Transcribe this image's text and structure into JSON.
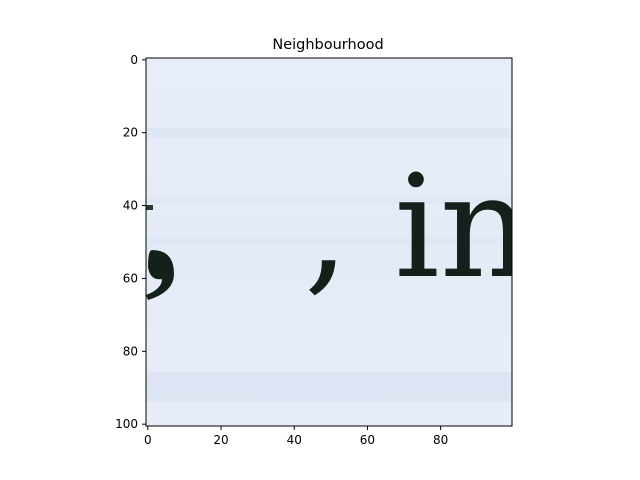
{
  "chart_data": {
    "type": "heatmap",
    "title": "Neighbourhood",
    "xlabel": "",
    "ylabel": "",
    "xlim": [
      0,
      100
    ],
    "ylim": [
      100,
      0
    ],
    "x_ticks": [
      0,
      20,
      40,
      60,
      80
    ],
    "y_ticks": [
      0,
      20,
      40,
      60,
      80,
      100
    ],
    "x_tick_labels": [
      "0",
      "20",
      "40",
      "60",
      "80"
    ],
    "y_tick_labels": [
      "0",
      "20",
      "40",
      "60",
      "80",
      "100"
    ],
    "grid": false,
    "image_text": [
      ", inf"
    ],
    "colors": {
      "background": "#e6ecf8",
      "ink": "#15201a"
    }
  }
}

__WORK INSTRUCTIONS__
Each record above should be copied character for character, with pictures dropped.

__RESULT BELOW__
Transcribe this image's text and structure into JSON.
{
  "chart_data": {
    "type": "heatmap",
    "title": "Neighbourhood",
    "xlabel": "",
    "ylabel": "",
    "xlim": [
      0,
      100
    ],
    "ylim": [
      100,
      0
    ],
    "x_ticks": [
      0,
      20,
      40,
      60,
      80
    ],
    "y_ticks": [
      0,
      20,
      40,
      60,
      80,
      100
    ],
    "x_tick_labels": [
      "0",
      "20",
      "40",
      "60",
      "80"
    ],
    "y_tick_labels": [
      "0",
      "20",
      "40",
      "60",
      "80",
      "100"
    ],
    "grid": false,
    "image_text": [
      ", inf"
    ],
    "colors": {
      "background": "#e6ecf8",
      "ink": "#15201a"
    }
  }
}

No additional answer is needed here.